## GOAL OF THE EXERCISE
Write the material out again, line by line, exactly as it is.

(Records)
- - -

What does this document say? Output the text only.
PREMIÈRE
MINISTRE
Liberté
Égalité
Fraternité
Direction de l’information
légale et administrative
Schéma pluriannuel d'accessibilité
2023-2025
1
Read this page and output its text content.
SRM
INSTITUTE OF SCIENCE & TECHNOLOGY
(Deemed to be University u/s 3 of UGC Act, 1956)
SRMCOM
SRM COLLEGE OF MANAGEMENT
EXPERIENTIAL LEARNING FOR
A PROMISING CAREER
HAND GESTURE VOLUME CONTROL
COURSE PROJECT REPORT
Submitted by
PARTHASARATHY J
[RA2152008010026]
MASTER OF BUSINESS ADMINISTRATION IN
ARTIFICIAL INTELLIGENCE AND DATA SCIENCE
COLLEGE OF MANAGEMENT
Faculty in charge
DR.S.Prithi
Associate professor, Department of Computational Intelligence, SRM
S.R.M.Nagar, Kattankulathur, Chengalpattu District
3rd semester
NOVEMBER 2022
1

- - -

## EXERCISE ANSWER
What does this document say? Output the text only.
PREMIÈRE
MINISTRE
Liberté
Égalité
Fraternité
Direction de l’information
légale et administrative
Schéma pluriannuel d'accessibilité
2023-2025
1
Read this page and output its text content.
SRM
INSTITUTE OF SCIENCE & TECHNOLOGY
(Deemed to be University u/s 3 of UGC Act, 1956)
SRMCOM
SRM COLLEGE OF MANAGEMENT
EXPERIENTIAL LEARNING FOR
A PROMISING CAREER
HAND GESTURE VOLUME CONTROL
COURSE PROJECT REPORT
Submitted by
PARTHASARATHY J
[RA2152008010026]
MASTER OF BUSINESS ADMINISTRATION IN
ARTIFICIAL INTELLIGENCE AND DATA SCIENCE
COLLEGE OF MANAGEMENT
Faculty in charge
DR.S.Prithi
Associate professor, Department of Computational Intelligence, SRM
S.R.M.Nagar, Kattankulathur, Chengalpattu District
3rd semester
NOVEMBER 2022
1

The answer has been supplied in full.